══ 抜粋テキスト ══

神武天皇社(地図はこちら)には、御所市教育委員会と御所ライオンズクラブが、こんな看板を建てているそうだ。《神武天皇社 祭神は神倭伊波礼毘古命(カムヤマトイワレビコノミコト=神武天皇)である。葛城王朝の初代である神武天皇の即位した場所であるといわれている。本殿は流れ造りで4尺に3尺。天保4年(1833)9月正遷宮の棟札がある。境内社に火産霊社、厳島社、ホンダワラ社がある。ホンダワラ社は土佐街道の南側にありサワリの神とも称する。祭神はアヒラツヒメノ命。王城院・地蔵堂が側にある》。

═══
══ 元データ ══

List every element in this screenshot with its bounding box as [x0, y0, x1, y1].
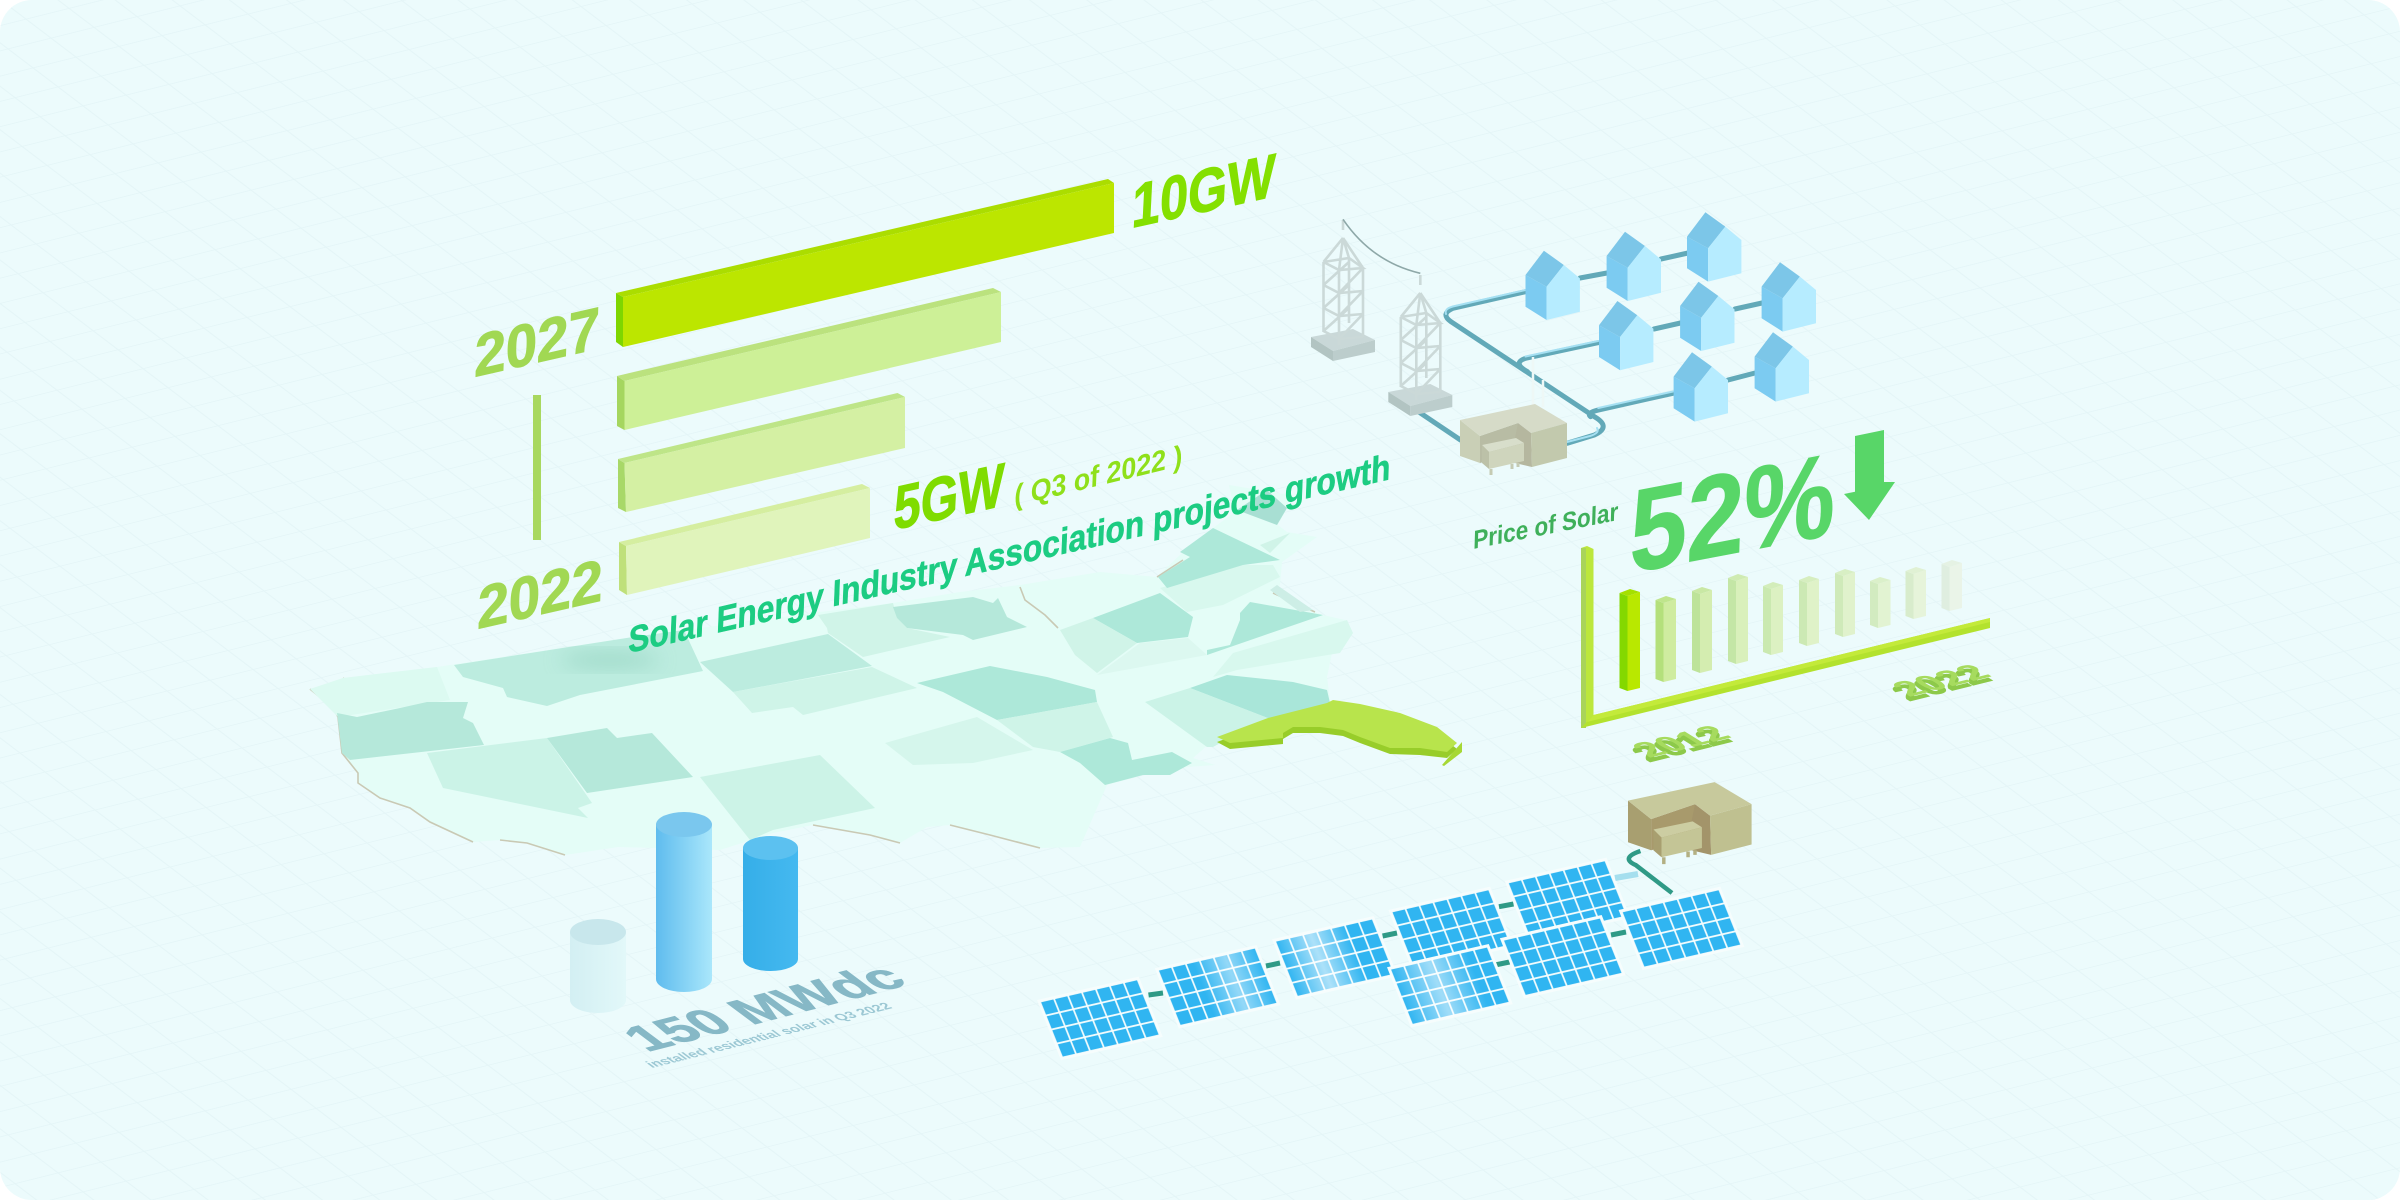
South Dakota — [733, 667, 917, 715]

═══

__作業指示__:
[A] 神武天皇社の文章のうち、「神武天皇社(地図はこちら)に」から始まり「王城院・地蔵堂が側にある》。」で終わる部分を、一字一句変えずに書き出してください。
[B] 神武天皇社の文章をもとに、次の問いに答えること。
(i) 本殿はどのような造りか。
(ii) 正遷宮の棟札は何年何月のものか。
(iii) ホンダワラ社の祭神は何か。
[C] 神武天皇社の文章の最後の一文に続けて、その先を書くこと。

__回答一覧__:
[A]
神武天皇社(地図はこちら)には、御所市教育委員会と御所ライオンズクラブが、こんな看板を建てているそうだ。《神武天皇社 祭神は神倭伊波礼毘古命(カムヤマトイワレビコノミコト=神武天皇)である。葛城王朝の初代である神武天皇の即位した場所であるといわれている。本殿は流れ造りで4尺に3尺。天保4年(1833)9月正遷宮の棟札がある。境内社に火産霊社、厳島社、ホンダワラ社がある。ホンダワラ社は土佐街道の南側にありサワリの神とも称する。祭神はアヒラツヒメノ命。王城院・地蔵堂が側にある》。

[B]
(i) 流れ造り
(ii) 天保4年(1833)9月
(iii) アヒラツヒメノ命

[C]
越智山から搬出した巨石

《社殿の巨石は明治年代に「越智山」から搬出したもの。本社の南にある字「ヨウバイ」は神社をふしおがんだところ。字「御神酒田」は神社に献上するおみきの米をつくった田であるという。享保21年(1736)の大和誌には「橿原神宮柏原村に在り」と記し、本居宣長も明和9年(1772)の「菅笠日記」に、畝傍山の近くに橿原という地名はなく、一里あまり西南にあることを里人から聞いたと記している。里の北西に143メートルの本馬山がある。神武天皇が腋上の嗛間丘に登って、国見をしたといわれているが、今でもこの地方を掖上という》。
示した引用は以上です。